- [Structured figure records]:
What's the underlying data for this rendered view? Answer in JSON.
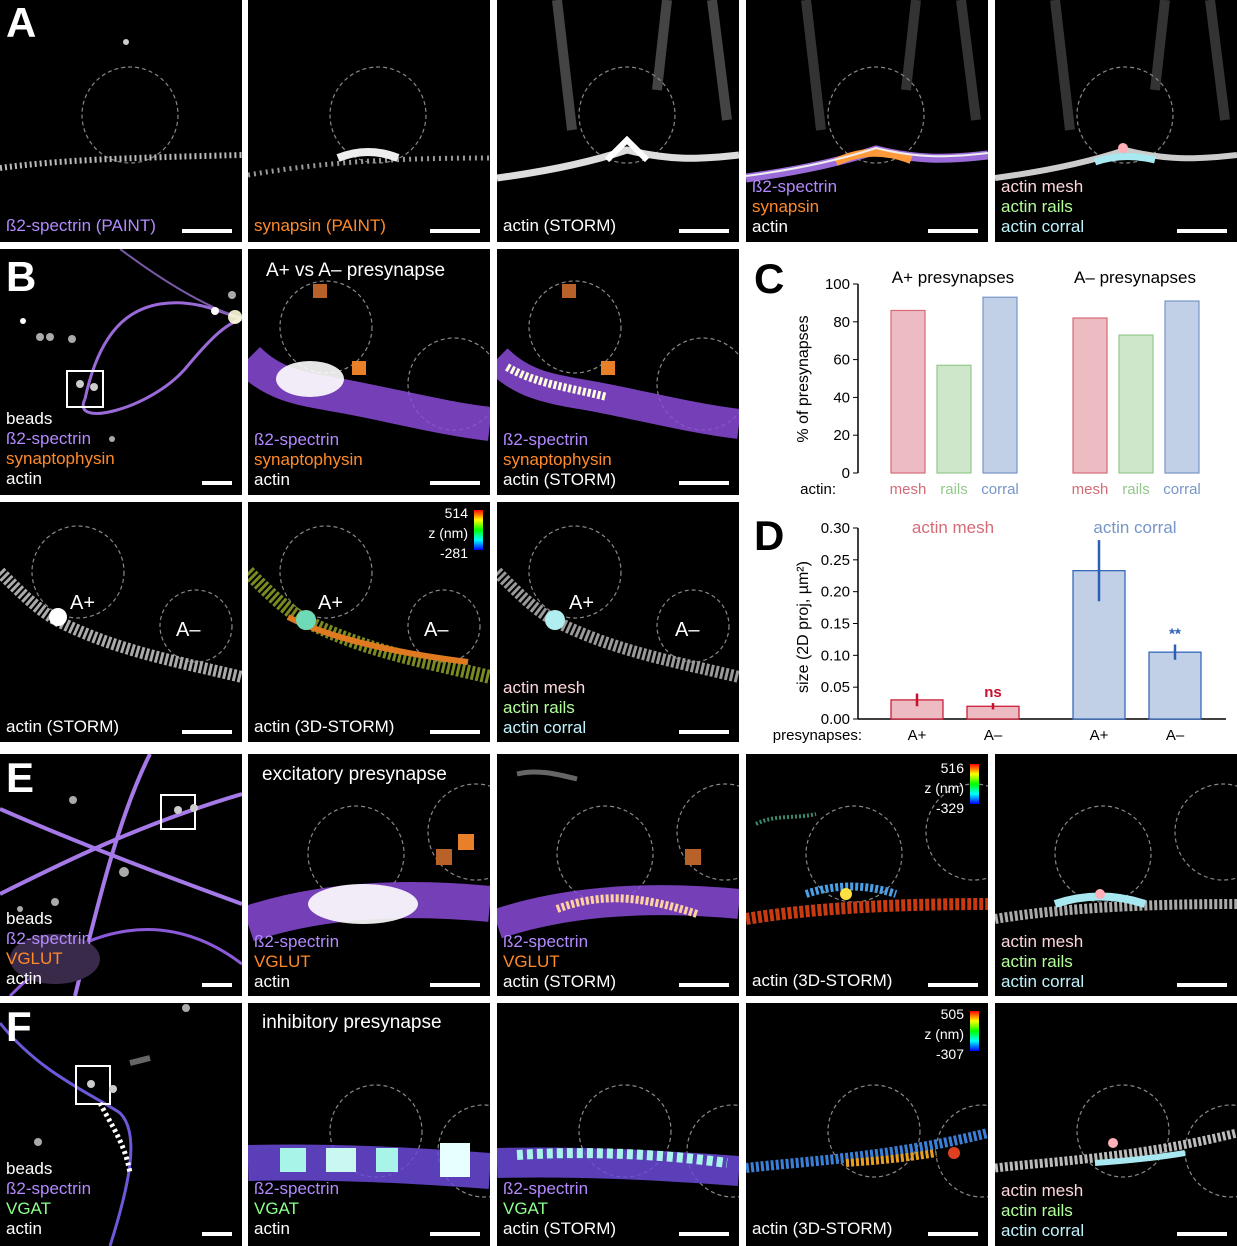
{
  "panels": {
    "A": {
      "letter": "A",
      "p1": {
        "lines": [
          "ß2-spectrin (PAINT)"
        ]
      },
      "p2": {
        "lines": [
          "synapsin (PAINT)"
        ]
      },
      "p3": {
        "lines": [
          "actin (STORM)"
        ]
      },
      "p4": {
        "lines": [
          "ß2-spectrin",
          "synapsin",
          "actin"
        ]
      },
      "p5": {
        "lines": [
          "actin mesh",
          "actin rails",
          "actin corral"
        ]
      }
    },
    "B": {
      "letter": "B",
      "title": "A+ vs A– presynapse",
      "p1": {
        "lines": [
          "beads",
          "ß2-spectrin",
          "synaptophysin",
          "actin"
        ]
      },
      "p2": {
        "lines": [
          "ß2-spectrin",
          "synaptophysin",
          "actin"
        ]
      },
      "p3": {
        "lines": [
          "ß2-spectrin",
          "synaptophysin",
          "actin (STORM)"
        ]
      },
      "p4": {
        "lines": [
          "actin (STORM)"
        ]
      },
      "p5": {
        "lines": [
          "actin (3D-STORM)"
        ]
      },
      "p6": {
        "lines": [
          "actin mesh",
          "actin rails",
          "actin corral"
        ]
      },
      "aplus": "A+",
      "aminus": "A–",
      "zscale": {
        "max": "514",
        "label": "z (nm)",
        "min": "-281"
      }
    },
    "E": {
      "letter": "E",
      "title": "excitatory presynapse",
      "p1": {
        "lines": [
          "beads",
          "ß2-spectrin",
          "VGLUT",
          "actin"
        ]
      },
      "p2": {
        "lines": [
          "ß2-spectrin",
          "VGLUT",
          "actin"
        ]
      },
      "p3": {
        "lines": [
          "ß2-spectrin",
          "VGLUT",
          "actin (STORM)"
        ]
      },
      "p4": {
        "lines": [
          "actin (3D-STORM)"
        ]
      },
      "p5": {
        "lines": [
          "actin mesh",
          "actin rails",
          "actin corral"
        ]
      },
      "zscale": {
        "max": "516",
        "label": "z (nm)",
        "min": "-329"
      }
    },
    "F": {
      "letter": "F",
      "title": "inhibitory presynapse",
      "p1": {
        "lines": [
          "beads",
          "ß2-spectrin",
          "VGAT",
          "actin"
        ]
      },
      "p2": {
        "lines": [
          "ß2-spectrin",
          "VGAT",
          "actin"
        ]
      },
      "p3": {
        "lines": [
          "ß2-spectrin",
          "VGAT",
          "actin (STORM)"
        ]
      },
      "p4": {
        "lines": [
          "actin (3D-STORM)"
        ]
      },
      "p5": {
        "lines": [
          "actin mesh",
          "actin rails",
          "actin corral"
        ]
      },
      "zscale": {
        "max": "505",
        "label": "z (nm)",
        "min": "-307"
      }
    }
  },
  "colors": {
    "mesh": "#d66a77",
    "rails": "#93c98a",
    "corral": "#7696c8"
  },
  "chart_data": [
    {
      "id": "C",
      "type": "bar",
      "letter": "C",
      "ylabel": "% of presynapses",
      "xlabel": "actin:",
      "ylim": [
        0,
        100
      ],
      "yticks": [
        0,
        20,
        40,
        60,
        80,
        100
      ],
      "groups": [
        {
          "title": "A+ presynapses",
          "bars": [
            {
              "category": "mesh",
              "value": 86
            },
            {
              "category": "rails",
              "value": 57
            },
            {
              "category": "corral",
              "value": 93
            }
          ]
        },
        {
          "title": "A– presynapses",
          "bars": [
            {
              "category": "mesh",
              "value": 82
            },
            {
              "category": "rails",
              "value": 73
            },
            {
              "category": "corral",
              "value": 91
            }
          ]
        }
      ]
    },
    {
      "id": "D",
      "type": "bar",
      "letter": "D",
      "ylabel": "size (2D proj, µm²)",
      "xlabel": "presynapses:",
      "ylim": [
        0,
        0.3
      ],
      "yticks": [
        "0.00",
        "0.05",
        "0.10",
        "0.15",
        "0.20",
        "0.25",
        "0.30"
      ],
      "groups": [
        {
          "title": "actin mesh",
          "color": "mesh",
          "bars": [
            {
              "category": "A+",
              "value": 0.03,
              "err": 0.01
            },
            {
              "category": "A–",
              "value": 0.02,
              "err": 0.005,
              "annotation": "ns"
            }
          ]
        },
        {
          "title": "actin corral",
          "color": "corral",
          "bars": [
            {
              "category": "A+",
              "value": 0.233,
              "err": 0.048
            },
            {
              "category": "A–",
              "value": 0.105,
              "err": 0.012,
              "annotation": "**"
            }
          ]
        }
      ]
    }
  ]
}
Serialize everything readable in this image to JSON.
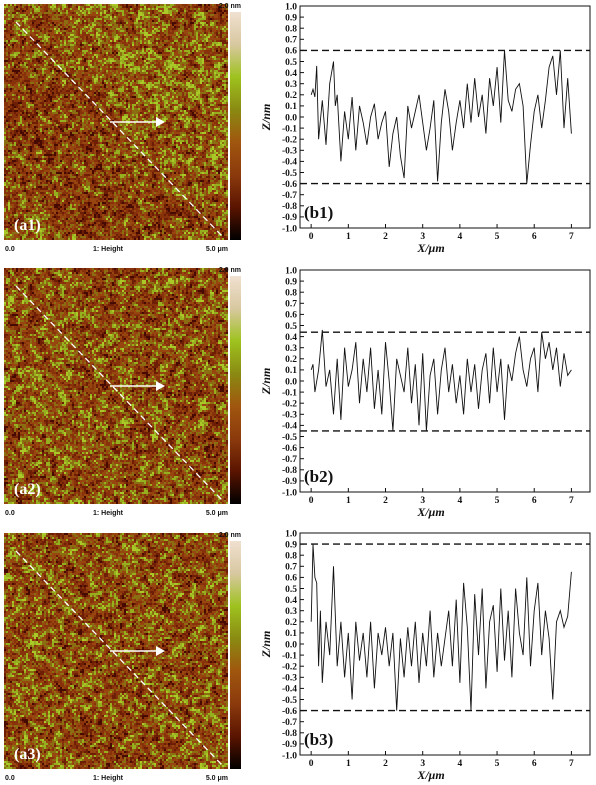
{
  "chart_data": [
    {
      "type": "heatmap",
      "panel_label": "(a1)",
      "scale_max": "2.0 nm",
      "x_start": "0.0",
      "channel": "1: Height",
      "x_end": "5.0 μm",
      "colormap": [
        "#000000",
        "#5a1400",
        "#8b3a0c",
        "#a0560e",
        "#8a8a12",
        "#9ec21e",
        "#d8c8a0",
        "#f0e0d0"
      ]
    },
    {
      "type": "line",
      "panel_label": "(b1)",
      "xlabel": "X/μm",
      "ylabel": "Z/nm",
      "xlim": [
        -0.3,
        7.5
      ],
      "ylim": [
        -1.0,
        1.0
      ],
      "xticks": [
        "0",
        "1",
        "2",
        "3",
        "4",
        "5",
        "6",
        "7"
      ],
      "yticks": [
        "1.0",
        "0.9",
        "0.8",
        "0.7",
        "0.6",
        "0.5",
        "0.4",
        "0.3",
        "0.2",
        "0.1",
        "0.0",
        "-0.1",
        "-0.2",
        "-0.3",
        "-0.4",
        "-0.5",
        "-0.6",
        "-0.7",
        "-0.8",
        "-0.9",
        "-1.0"
      ],
      "reference_lines": [
        0.6,
        -0.6
      ],
      "x": [
        0.0,
        0.05,
        0.1,
        0.15,
        0.2,
        0.3,
        0.4,
        0.5,
        0.6,
        0.65,
        0.7,
        0.8,
        0.9,
        1.0,
        1.1,
        1.2,
        1.3,
        1.4,
        1.5,
        1.6,
        1.7,
        1.8,
        1.9,
        2.0,
        2.1,
        2.2,
        2.3,
        2.4,
        2.5,
        2.6,
        2.7,
        2.8,
        2.9,
        3.0,
        3.1,
        3.2,
        3.3,
        3.4,
        3.5,
        3.6,
        3.7,
        3.8,
        3.9,
        4.0,
        4.1,
        4.2,
        4.3,
        4.4,
        4.5,
        4.6,
        4.7,
        4.8,
        4.9,
        5.0,
        5.1,
        5.2,
        5.3,
        5.4,
        5.5,
        5.6,
        5.7,
        5.8,
        5.9,
        6.0,
        6.1,
        6.2,
        6.3,
        6.4,
        6.5,
        6.6,
        6.7,
        6.8,
        6.9,
        7.0
      ],
      "values": [
        0.2,
        0.25,
        0.18,
        0.46,
        -0.2,
        0.15,
        -0.25,
        0.3,
        0.5,
        0.1,
        0.2,
        -0.4,
        0.05,
        -0.2,
        0.18,
        -0.3,
        0.1,
        -0.05,
        -0.25,
        0.0,
        0.12,
        -0.2,
        -0.05,
        0.05,
        -0.45,
        -0.15,
        0.0,
        -0.35,
        -0.55,
        0.1,
        -0.1,
        0.05,
        0.2,
        -0.05,
        -0.3,
        -0.1,
        0.15,
        -0.58,
        -0.05,
        0.25,
        0.05,
        -0.3,
        -0.05,
        0.15,
        -0.1,
        0.3,
        -0.05,
        0.35,
        0.0,
        0.2,
        -0.15,
        0.35,
        0.1,
        0.45,
        -0.05,
        0.6,
        0.15,
        0.05,
        0.25,
        0.3,
        0.1,
        -0.6,
        -0.25,
        0.05,
        0.2,
        -0.1,
        0.15,
        0.45,
        0.55,
        0.2,
        0.6,
        -0.1,
        0.35,
        -0.15
      ]
    },
    {
      "type": "heatmap",
      "panel_label": "(a2)",
      "scale_max": "2.0 nm",
      "x_start": "0.0",
      "channel": "1: Height",
      "x_end": "5.0 μm",
      "colormap": [
        "#000000",
        "#5a1400",
        "#8b3a0c",
        "#a0560e",
        "#8a8a12",
        "#9ec21e",
        "#d8c8a0",
        "#f0e0d0"
      ]
    },
    {
      "type": "line",
      "panel_label": "(b2)",
      "xlabel": "X/μm",
      "ylabel": "Z/nm",
      "xlim": [
        -0.3,
        7.5
      ],
      "ylim": [
        -1.0,
        1.0
      ],
      "xticks": [
        "0",
        "1",
        "2",
        "3",
        "4",
        "5",
        "6",
        "7"
      ],
      "yticks": [
        "1.0",
        "0.9",
        "0.8",
        "0.7",
        "0.6",
        "0.5",
        "0.4",
        "0.3",
        "0.2",
        "0.1",
        "0.0",
        "-0.1",
        "-0.2",
        "-0.3",
        "-0.4",
        "-0.5",
        "-0.6",
        "-0.7",
        "-0.8",
        "-0.9",
        "-1.0"
      ],
      "reference_lines": [
        0.44,
        -0.45
      ],
      "x": [
        0.0,
        0.05,
        0.1,
        0.2,
        0.3,
        0.4,
        0.5,
        0.6,
        0.7,
        0.8,
        0.9,
        1.0,
        1.1,
        1.2,
        1.3,
        1.4,
        1.5,
        1.6,
        1.7,
        1.8,
        1.9,
        2.0,
        2.1,
        2.2,
        2.3,
        2.4,
        2.5,
        2.6,
        2.7,
        2.8,
        2.9,
        3.0,
        3.1,
        3.2,
        3.3,
        3.4,
        3.5,
        3.6,
        3.7,
        3.8,
        3.9,
        4.0,
        4.1,
        4.2,
        4.3,
        4.4,
        4.5,
        4.6,
        4.7,
        4.8,
        4.9,
        5.0,
        5.1,
        5.2,
        5.3,
        5.4,
        5.5,
        5.6,
        5.7,
        5.8,
        5.9,
        6.0,
        6.1,
        6.2,
        6.3,
        6.4,
        6.5,
        6.6,
        6.7,
        6.8,
        6.9,
        7.0
      ],
      "values": [
        0.1,
        0.15,
        -0.1,
        0.1,
        0.46,
        -0.05,
        0.1,
        -0.3,
        0.2,
        -0.35,
        0.3,
        -0.05,
        0.1,
        0.35,
        -0.2,
        0.2,
        -0.1,
        0.3,
        -0.25,
        0.1,
        -0.3,
        0.35,
        0.0,
        -0.45,
        0.2,
        0.05,
        -0.1,
        0.3,
        -0.2,
        0.15,
        -0.4,
        0.25,
        -0.45,
        0.05,
        0.2,
        -0.3,
        0.1,
        0.3,
        -0.1,
        0.15,
        -0.2,
        0.05,
        -0.3,
        0.2,
        -0.1,
        0.15,
        -0.25,
        0.1,
        0.25,
        -0.2,
        0.3,
        -0.1,
        0.2,
        -0.35,
        0.15,
        0.0,
        0.25,
        0.4,
        0.1,
        -0.05,
        0.2,
        0.3,
        -0.1,
        0.44,
        0.2,
        0.35,
        0.1,
        0.3,
        -0.05,
        0.25,
        0.05,
        0.1
      ]
    },
    {
      "type": "heatmap",
      "panel_label": "(a3)",
      "scale_max": "2.0 nm",
      "x_start": "0.0",
      "channel": "1: Height",
      "x_end": "5.0 μm",
      "colormap": [
        "#000000",
        "#5a1400",
        "#8b3a0c",
        "#a0560e",
        "#8a8a12",
        "#9ec21e",
        "#d8c8a0",
        "#f0e0d0"
      ]
    },
    {
      "type": "line",
      "panel_label": "(b3)",
      "xlabel": "X/μm",
      "ylabel": "Z/nm",
      "xlim": [
        -0.3,
        7.5
      ],
      "ylim": [
        -1.0,
        1.0
      ],
      "xticks": [
        "0",
        "1",
        "2",
        "3",
        "4",
        "5",
        "6",
        "7"
      ],
      "yticks": [
        "1.0",
        "0.9",
        "0.8",
        "0.7",
        "0.6",
        "0.5",
        "0.4",
        "0.3",
        "0.2",
        "0.1",
        "0.0",
        "-0.1",
        "-0.2",
        "-0.3",
        "-0.4",
        "-0.5",
        "-0.6",
        "-0.7",
        "-0.8",
        "-0.9",
        "-1.0"
      ],
      "reference_lines": [
        0.9,
        -0.6
      ],
      "x": [
        0.0,
        0.05,
        0.1,
        0.15,
        0.2,
        0.25,
        0.3,
        0.4,
        0.5,
        0.6,
        0.7,
        0.8,
        0.9,
        1.0,
        1.1,
        1.2,
        1.3,
        1.4,
        1.5,
        1.6,
        1.7,
        1.8,
        1.9,
        2.0,
        2.1,
        2.2,
        2.3,
        2.4,
        2.5,
        2.6,
        2.7,
        2.8,
        2.9,
        3.0,
        3.1,
        3.2,
        3.3,
        3.4,
        3.5,
        3.6,
        3.7,
        3.8,
        3.9,
        4.0,
        4.1,
        4.2,
        4.3,
        4.4,
        4.5,
        4.6,
        4.7,
        4.8,
        4.9,
        5.0,
        5.1,
        5.2,
        5.3,
        5.4,
        5.5,
        5.6,
        5.7,
        5.8,
        5.9,
        6.0,
        6.1,
        6.2,
        6.3,
        6.4,
        6.5,
        6.6,
        6.7,
        6.8,
        6.9,
        7.0
      ],
      "values": [
        0.2,
        0.9,
        0.6,
        0.55,
        -0.2,
        0.3,
        -0.35,
        0.2,
        -0.1,
        0.7,
        -0.2,
        0.2,
        -0.3,
        0.1,
        -0.5,
        0.2,
        -0.15,
        0.1,
        -0.3,
        0.2,
        -0.4,
        0.1,
        -0.1,
        0.15,
        -0.2,
        0.1,
        -0.6,
        0.05,
        -0.3,
        0.15,
        -0.2,
        0.2,
        -0.35,
        0.1,
        -0.2,
        0.3,
        -0.3,
        0.1,
        -0.2,
        0.05,
        0.3,
        -0.2,
        0.4,
        -0.35,
        0.55,
        0.15,
        -0.6,
        0.45,
        -0.1,
        0.5,
        -0.4,
        0.2,
        0.35,
        -0.25,
        0.5,
        -0.15,
        0.3,
        -0.3,
        0.5,
        0.1,
        -0.1,
        0.6,
        -0.2,
        0.3,
        0.55,
        -0.1,
        0.3,
        0.05,
        -0.5,
        0.2,
        0.3,
        0.15,
        0.25,
        0.65
      ]
    }
  ]
}
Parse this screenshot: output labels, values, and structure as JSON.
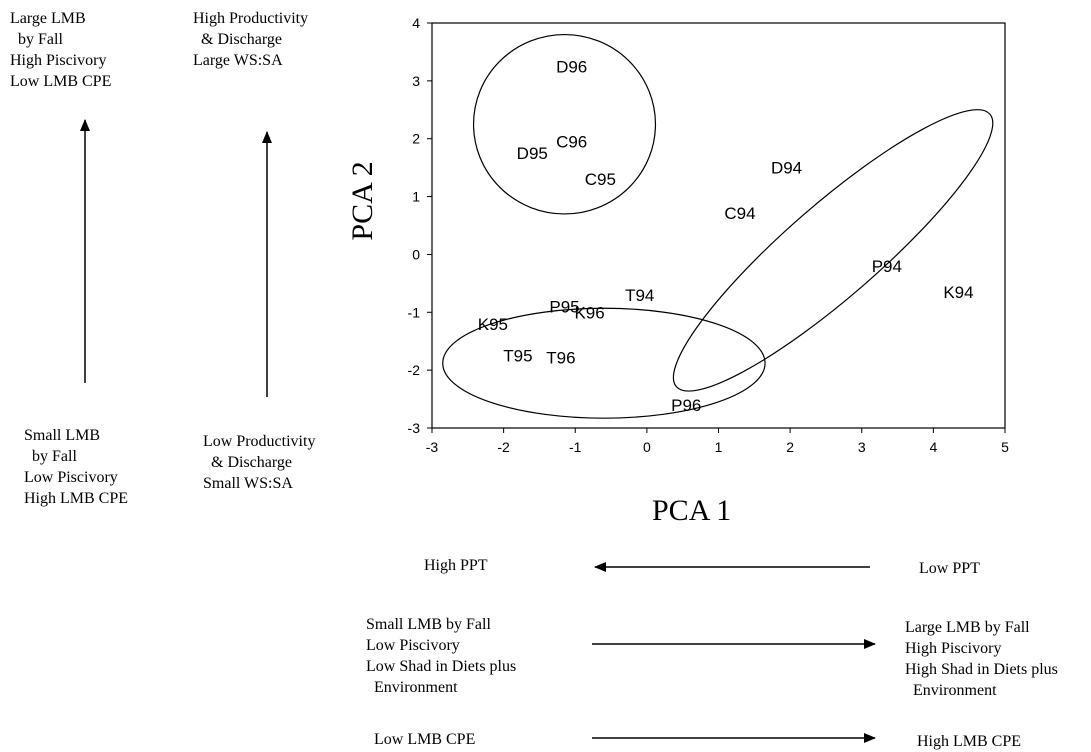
{
  "left_notes": {
    "col1_top": "Large LMB\n  by Fall\nHigh Piscivory\nLow LMB CPE",
    "col1_bottom": "Small LMB\n  by Fall\nLow Piscivory\nHigh LMB CPE",
    "col2_top": "High Productivity\n  & Discharge\nLarge WS:SA",
    "col2_bottom": "Low Productivity\n  & Discharge\nSmall WS:SA"
  },
  "bottom_notes": {
    "row1_left": "High PPT",
    "row1_right": "Low PPT",
    "row2_left": "Small LMB by Fall\nLow Piscivory\nLow Shad in Diets plus\n  Environment",
    "row2_right": "Large LMB by Fall\nHigh Piscivory\nHigh Shad in Diets plus\n  Environment",
    "row3_left": "Low LMB CPE",
    "row3_right": "High LMB CPE"
  },
  "chart_data": {
    "type": "scatter",
    "title": "",
    "xlabel": "PCA 1",
    "ylabel": "PCA 2",
    "xlim": [
      -3,
      5
    ],
    "ylim": [
      -3,
      4
    ],
    "x_ticks": [
      -3,
      -2,
      -1,
      0,
      1,
      2,
      3,
      4,
      5
    ],
    "y_ticks": [
      -3,
      -2,
      -1,
      0,
      1,
      2,
      3,
      4
    ],
    "grid": false,
    "points": [
      {
        "label": "D96",
        "x": -1.05,
        "y": 3.25
      },
      {
        "label": "C96",
        "x": -1.05,
        "y": 1.95
      },
      {
        "label": "D95",
        "x": -1.6,
        "y": 1.75
      },
      {
        "label": "C95",
        "x": -0.65,
        "y": 1.3
      },
      {
        "label": "D94",
        "x": 1.95,
        "y": 1.5
      },
      {
        "label": "C94",
        "x": 1.3,
        "y": 0.72
      },
      {
        "label": "P94",
        "x": 3.35,
        "y": -0.2
      },
      {
        "label": "K94",
        "x": 4.35,
        "y": -0.65
      },
      {
        "label": "T94",
        "x": -0.1,
        "y": -0.7
      },
      {
        "label": "P95",
        "x": -1.15,
        "y": -0.9
      },
      {
        "label": "K96",
        "x": -0.8,
        "y": -1.0
      },
      {
        "label": "K95",
        "x": -2.15,
        "y": -1.2
      },
      {
        "label": "T95",
        "x": -1.8,
        "y": -1.75
      },
      {
        "label": "T96",
        "x": -1.2,
        "y": -1.78
      },
      {
        "label": "P96",
        "x": 0.55,
        "y": -2.6
      }
    ],
    "groups": [
      {
        "cx": -1.15,
        "cy": 2.25,
        "rx": 1.27,
        "ry": 1.55,
        "rotation": 0
      },
      {
        "cx": 2.6,
        "cy": 0.07,
        "rx": 2.9,
        "ry": 0.8,
        "rotation": 41
      },
      {
        "cx": -0.6,
        "cy": -1.88,
        "rx": 2.25,
        "ry": 0.95,
        "rotation": 0
      }
    ]
  }
}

- [STATED PROBLEM]: From the records above, copy every line that holds the word "Productivity".

- [ANSWER FOR THE TASK]:
    "col2_top": "High Productivity\n  & Discharge\nLarge WS:SA",
    "col2_bottom": "Low Productivity\n  & Discharge\nSmall WS:SA"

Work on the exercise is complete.